AIM OF THE TASK → Answer with nothing but the number of lines that include the word "class".

INFORMATION SHOWN →
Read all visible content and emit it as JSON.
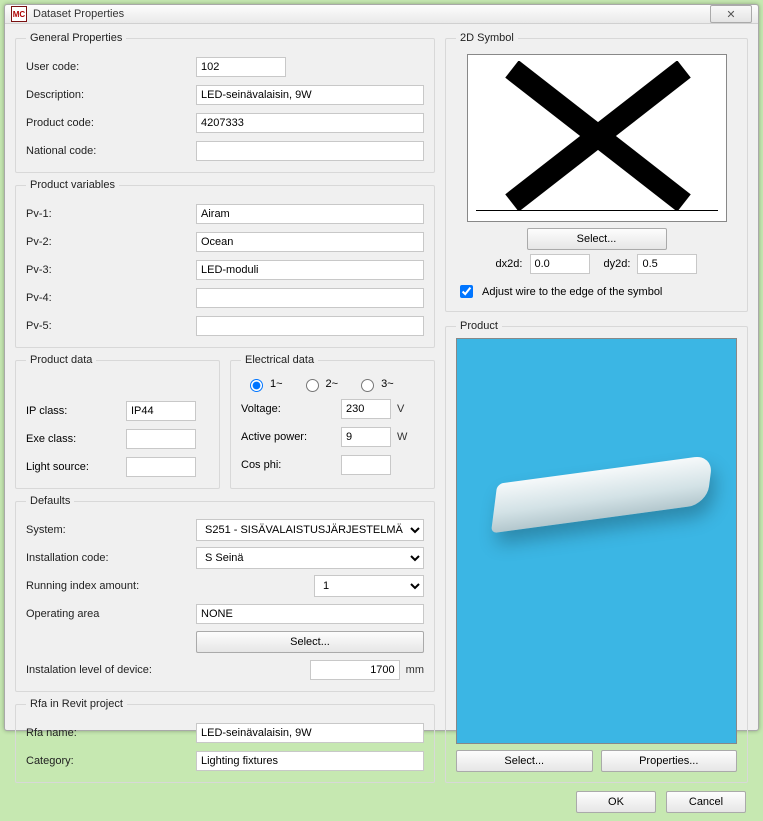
{
  "window": {
    "title": "Dataset Properties",
    "icon_text": "MC"
  },
  "general": {
    "legend": "General Properties",
    "user_code_label": "User code:",
    "user_code": "102",
    "description_label": "Description:",
    "description": "LED-seinävalaisin, 9W",
    "product_code_label": "Product code:",
    "product_code": "4207333",
    "national_code_label": "National code:",
    "national_code": ""
  },
  "pv": {
    "legend": "Product variables",
    "pv1_label": "Pv-1:",
    "pv1": "Airam",
    "pv2_label": "Pv-2:",
    "pv2": "Ocean",
    "pv3_label": "Pv-3:",
    "pv3": "LED-moduli",
    "pv4_label": "Pv-4:",
    "pv4": "",
    "pv5_label": "Pv-5:",
    "pv5": ""
  },
  "pd": {
    "legend": "Product data",
    "ip_label": "IP class:",
    "ip": "IP44",
    "exe_label": "Exe class:",
    "exe": "",
    "ls_label": "Light source:",
    "ls": ""
  },
  "ed": {
    "legend": "Electrical data",
    "phase_1": "1~",
    "phase_2": "2~",
    "phase_3": "3~",
    "voltage_label": "Voltage:",
    "voltage": "230",
    "voltage_unit": "V",
    "ap_label": "Active power:",
    "ap": "9",
    "ap_unit": "W",
    "cos_label": "Cos phi:",
    "cos": ""
  },
  "defaults": {
    "legend": "Defaults",
    "system_label": "System:",
    "system": "S251 - SISÄVALAISTUSJÄRJESTELMÄ",
    "install_label": "Installation code:",
    "install": "S Seinä",
    "ria_label": "Running index amount:",
    "ria": "1",
    "oa_label": "Operating area",
    "oa": "NONE",
    "select_label": "Select...",
    "ilod_label": "Instalation level of device:",
    "ilod": "1700",
    "ilod_unit": "mm"
  },
  "rfa": {
    "legend": "Rfa in Revit project",
    "name_label": "Rfa name:",
    "name": "LED-seinävalaisin, 9W",
    "cat_label": "Category:",
    "cat": "Lighting fixtures"
  },
  "symbol": {
    "legend": "2D Symbol",
    "select_label": "Select...",
    "dx_label": "dx2d:",
    "dx": "0.0",
    "dy_label": "dy2d:",
    "dy": "0.5",
    "adjust_label": "Adjust wire to the edge of the symbol"
  },
  "product": {
    "legend": "Product",
    "select_label": "Select...",
    "props_label": "Properties..."
  },
  "footer": {
    "ok": "OK",
    "cancel": "Cancel"
  }
}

THE SOLUTION → 2